Problem requirements. Every line holding the string "text" should be gathered.

##### Records for this exercise

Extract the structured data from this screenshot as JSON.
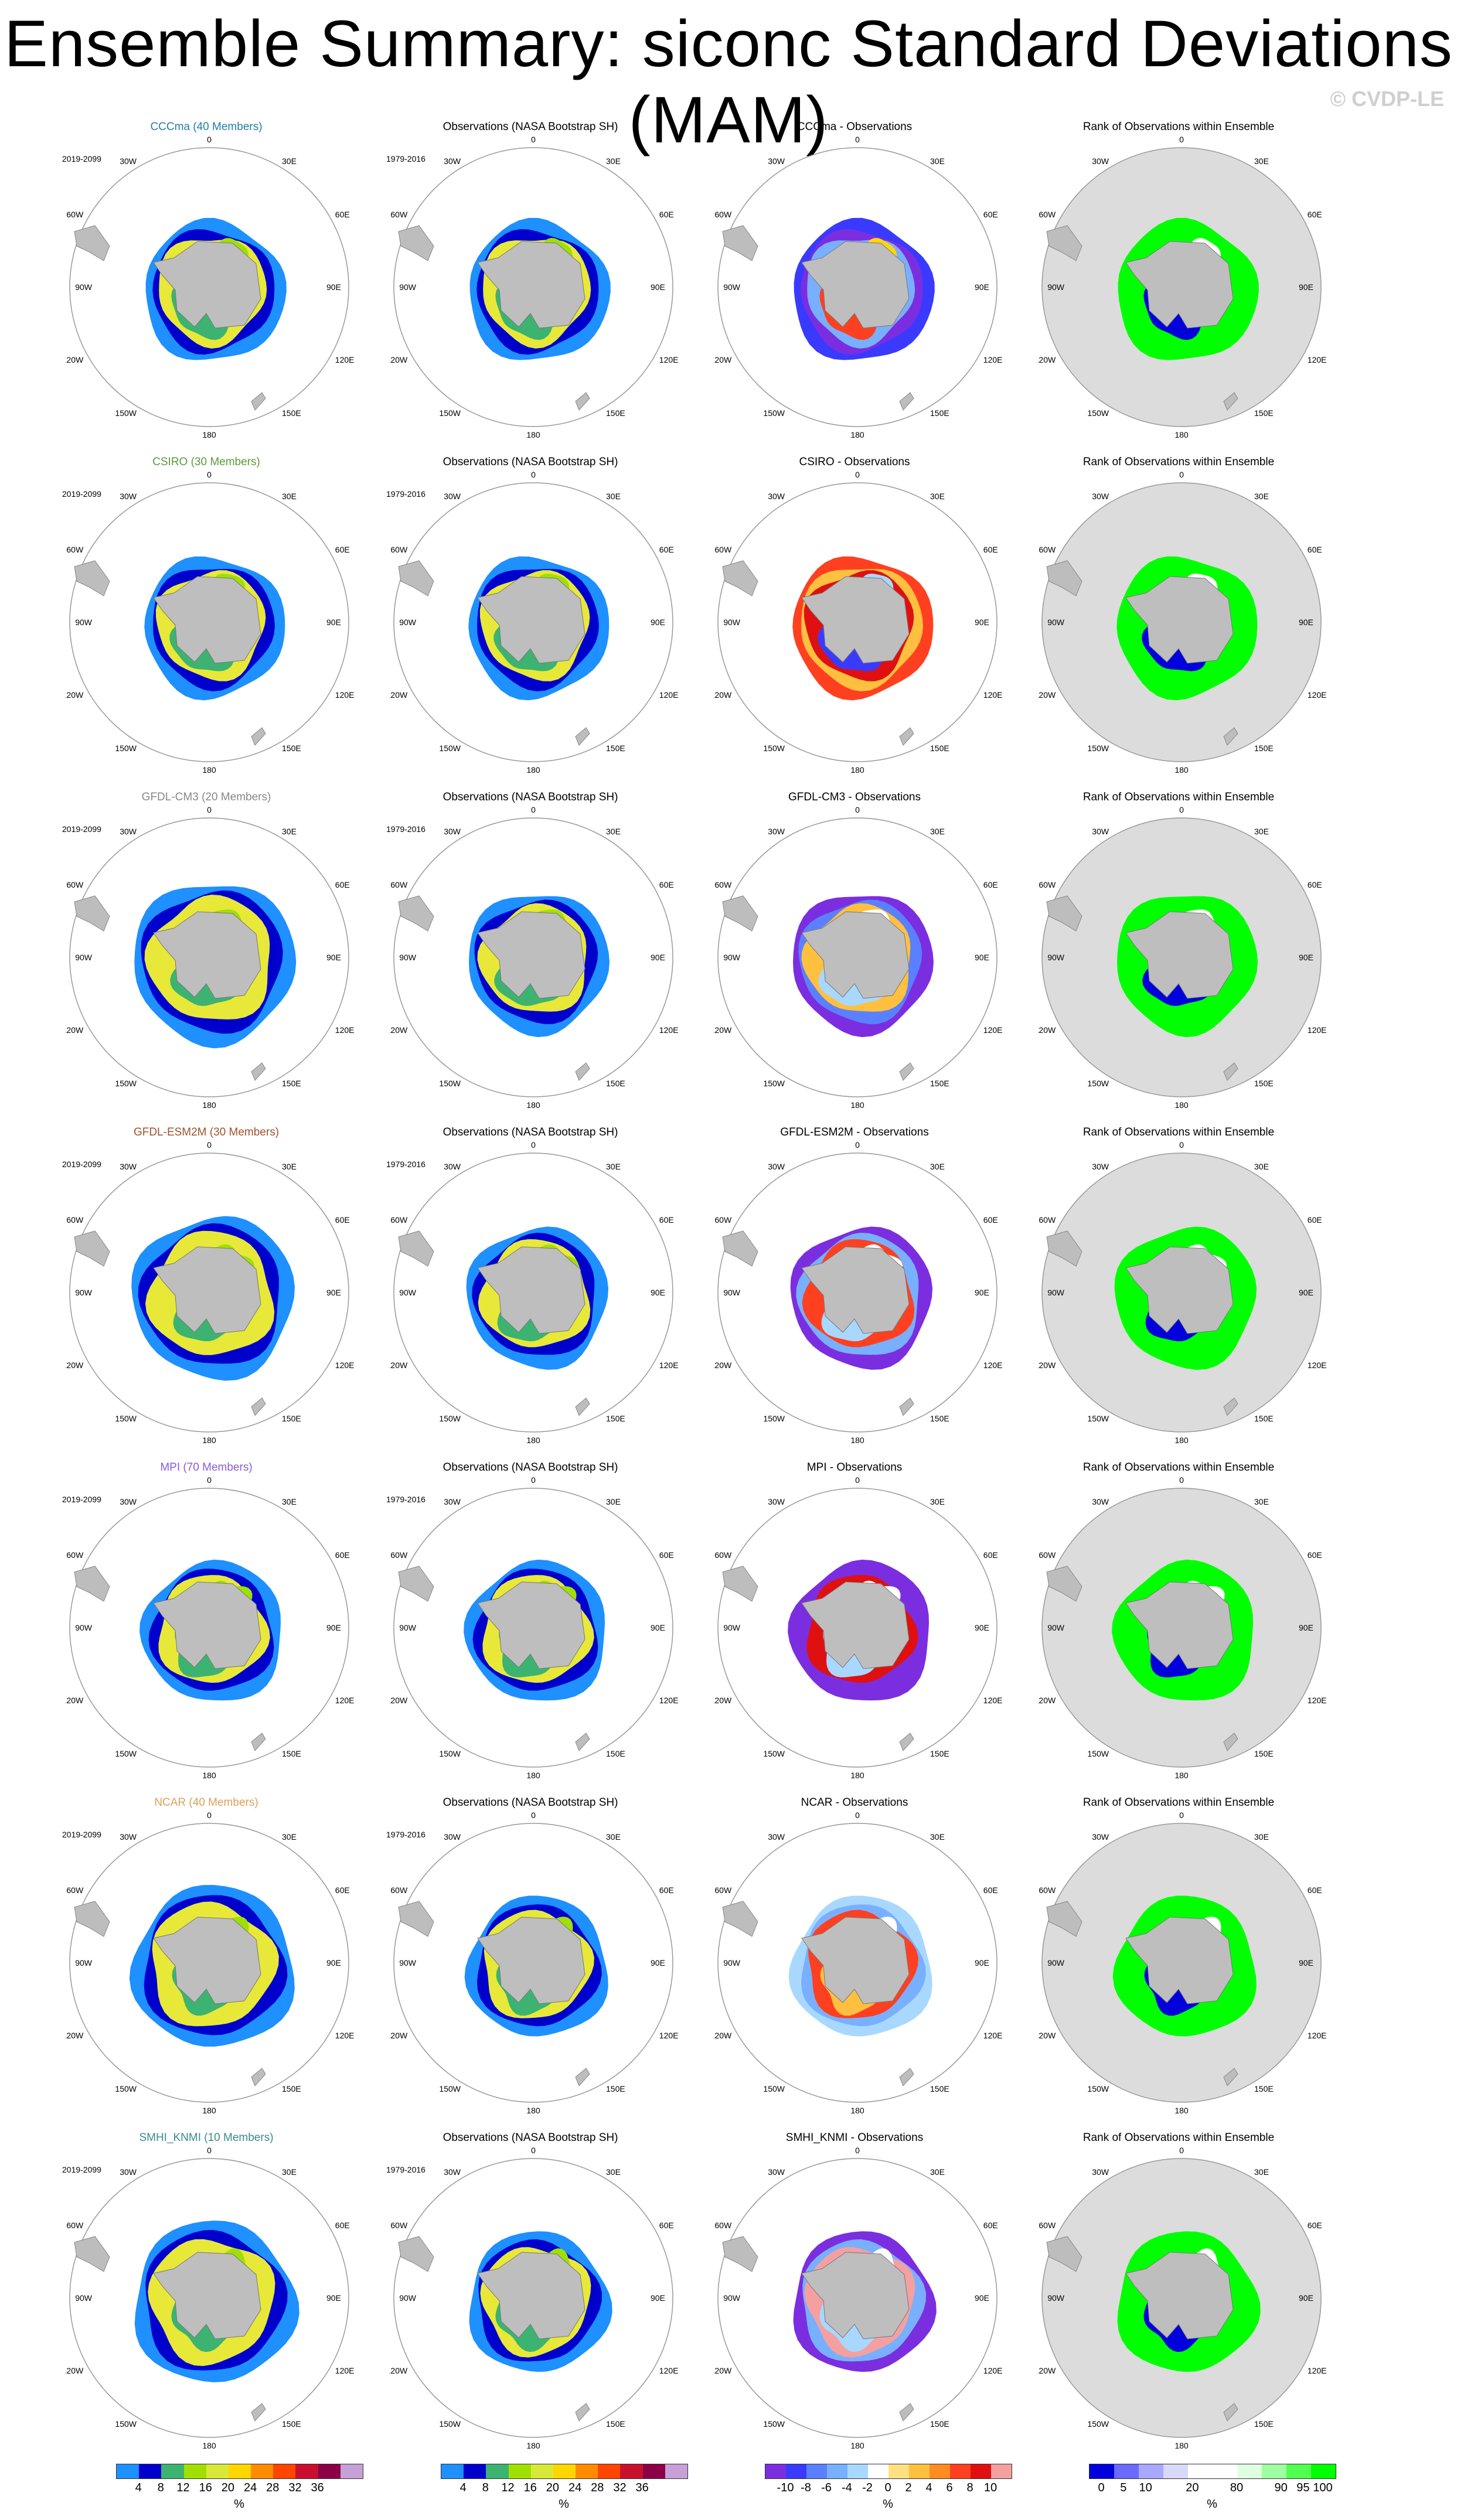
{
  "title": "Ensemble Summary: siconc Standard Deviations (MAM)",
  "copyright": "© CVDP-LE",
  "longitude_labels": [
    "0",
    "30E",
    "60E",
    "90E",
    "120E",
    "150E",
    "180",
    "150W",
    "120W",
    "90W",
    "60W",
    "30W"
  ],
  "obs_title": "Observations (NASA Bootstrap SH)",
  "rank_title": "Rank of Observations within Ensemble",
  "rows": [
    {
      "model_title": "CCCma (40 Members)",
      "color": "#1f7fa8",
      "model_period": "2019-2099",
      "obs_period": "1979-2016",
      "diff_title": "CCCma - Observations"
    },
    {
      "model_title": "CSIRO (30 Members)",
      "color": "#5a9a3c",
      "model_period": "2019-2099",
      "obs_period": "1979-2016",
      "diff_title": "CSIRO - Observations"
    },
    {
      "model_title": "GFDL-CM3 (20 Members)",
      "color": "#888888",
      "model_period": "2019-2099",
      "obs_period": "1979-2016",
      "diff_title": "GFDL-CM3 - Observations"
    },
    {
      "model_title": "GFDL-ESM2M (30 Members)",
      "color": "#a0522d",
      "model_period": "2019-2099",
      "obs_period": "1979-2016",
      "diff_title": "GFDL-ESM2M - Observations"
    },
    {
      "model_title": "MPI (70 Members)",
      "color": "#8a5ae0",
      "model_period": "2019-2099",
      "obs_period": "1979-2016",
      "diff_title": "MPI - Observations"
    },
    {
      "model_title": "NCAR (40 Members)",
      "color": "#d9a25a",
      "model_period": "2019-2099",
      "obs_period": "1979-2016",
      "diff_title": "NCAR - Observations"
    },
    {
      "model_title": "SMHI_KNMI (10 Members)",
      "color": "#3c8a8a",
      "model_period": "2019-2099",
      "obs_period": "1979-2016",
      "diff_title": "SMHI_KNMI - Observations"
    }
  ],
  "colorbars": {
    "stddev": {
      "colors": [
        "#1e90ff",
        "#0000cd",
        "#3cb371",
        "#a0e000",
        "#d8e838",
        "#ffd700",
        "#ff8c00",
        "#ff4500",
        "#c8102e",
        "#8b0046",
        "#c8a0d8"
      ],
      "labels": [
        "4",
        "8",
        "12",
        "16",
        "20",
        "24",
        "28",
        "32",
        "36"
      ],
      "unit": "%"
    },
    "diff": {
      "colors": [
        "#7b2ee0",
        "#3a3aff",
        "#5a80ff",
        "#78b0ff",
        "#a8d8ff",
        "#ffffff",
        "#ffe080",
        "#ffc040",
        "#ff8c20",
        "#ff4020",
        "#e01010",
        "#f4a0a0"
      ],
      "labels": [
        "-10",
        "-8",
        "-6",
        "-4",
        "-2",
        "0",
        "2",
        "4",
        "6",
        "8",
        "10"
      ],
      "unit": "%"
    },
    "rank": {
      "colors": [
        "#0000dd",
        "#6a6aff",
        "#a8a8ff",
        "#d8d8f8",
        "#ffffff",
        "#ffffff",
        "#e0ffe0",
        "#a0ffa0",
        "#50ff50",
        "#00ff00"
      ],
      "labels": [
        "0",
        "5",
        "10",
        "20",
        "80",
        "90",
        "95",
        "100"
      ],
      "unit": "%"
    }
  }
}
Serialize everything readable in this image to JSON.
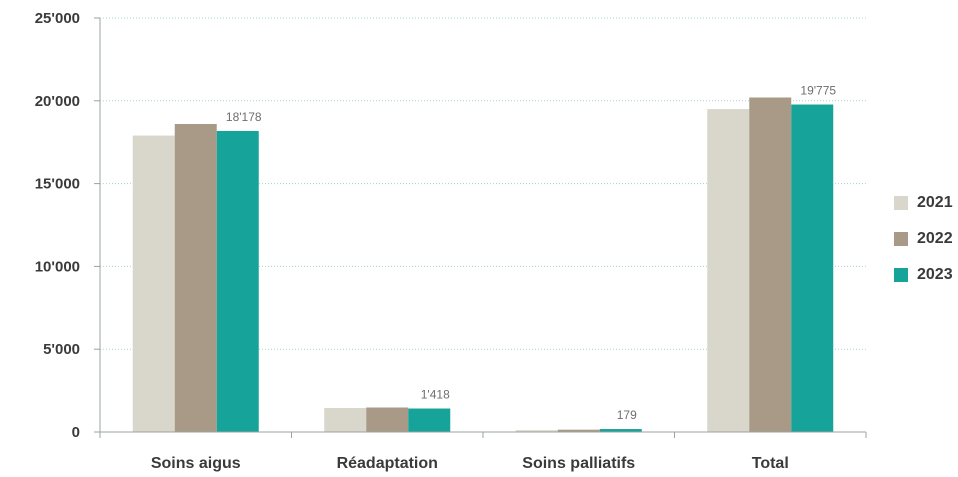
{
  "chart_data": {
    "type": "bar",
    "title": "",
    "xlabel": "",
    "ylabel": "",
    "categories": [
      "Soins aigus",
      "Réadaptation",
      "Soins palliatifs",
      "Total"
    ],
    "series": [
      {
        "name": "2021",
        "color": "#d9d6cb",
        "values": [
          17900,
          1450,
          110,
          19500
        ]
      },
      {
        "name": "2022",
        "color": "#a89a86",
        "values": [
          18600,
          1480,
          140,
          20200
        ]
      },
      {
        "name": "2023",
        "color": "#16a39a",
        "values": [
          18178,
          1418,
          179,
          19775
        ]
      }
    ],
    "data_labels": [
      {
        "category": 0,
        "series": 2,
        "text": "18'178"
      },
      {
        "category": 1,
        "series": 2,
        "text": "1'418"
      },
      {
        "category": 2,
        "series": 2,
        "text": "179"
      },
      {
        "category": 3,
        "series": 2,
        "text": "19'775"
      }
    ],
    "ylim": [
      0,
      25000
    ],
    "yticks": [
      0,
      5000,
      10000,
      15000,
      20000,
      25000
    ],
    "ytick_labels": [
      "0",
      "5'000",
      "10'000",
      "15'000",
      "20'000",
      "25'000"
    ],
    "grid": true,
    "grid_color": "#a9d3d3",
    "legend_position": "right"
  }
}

##########

Problem solution.
        "text": "18'178"
        "text": "1'418"
        "text": "179"
        "text": "19'775"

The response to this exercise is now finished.